### Excerpt to read
### References

**Book:**
- Deep Learning with Python, Second Edition
  - Book by François Chollet
  - François Chollet is a French software engineer and artificial intelligence researcher currently working at Google. Chollet is the creator of the Keras deep-learning library, released in 2015, and a main contributor to the TensorFlow machine learning framework.


### Transformers

#### Self-attention

**Idea of self-attention**

It’s a simple yet powerful idea: not all input information seen by a model is equally important to the task at hand, so models should “pay more attention” to some features and “pay less attention” to other features.

Does that sound familiar? You’ve already encountered a similar concept twice in this book:
- Max pooling in convnets looks at a pool of features in a spatial region and selects just one feature to keep. That’s an “all or nothing” form of attention: keep the most important feature and discard the rest.
- TF-IDF normalization assigns importance scores to tokens based on how much information different tokens are likely to carry. Important tokens get boosted while irrelevant tokens get faded out. That’s a continuous form of attention.

There are many different forms of attention you could imagine, but they all start by computing importance scores for a set of features, with higher scores for more relevant features and lower scores for less relevant ones. How these scores should be computed, and what you should do with them, will vary from approach to approach.

### Data extract
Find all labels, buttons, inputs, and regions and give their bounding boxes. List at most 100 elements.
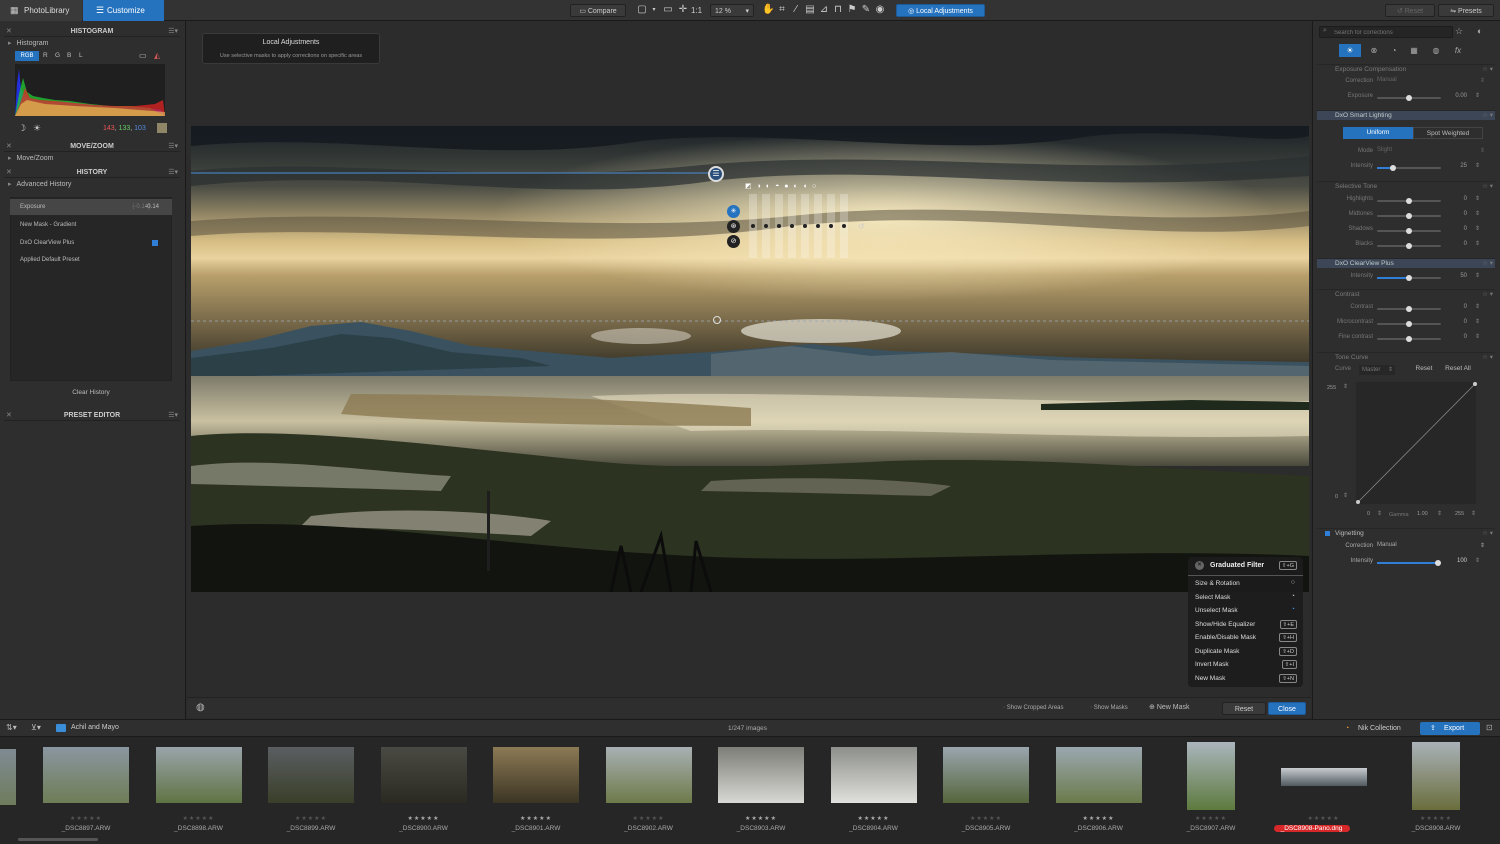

### Objective
In the self-attention notes, what form of attention is max pooling in convnets called?

### Result below
An "all or nothing" form of attention.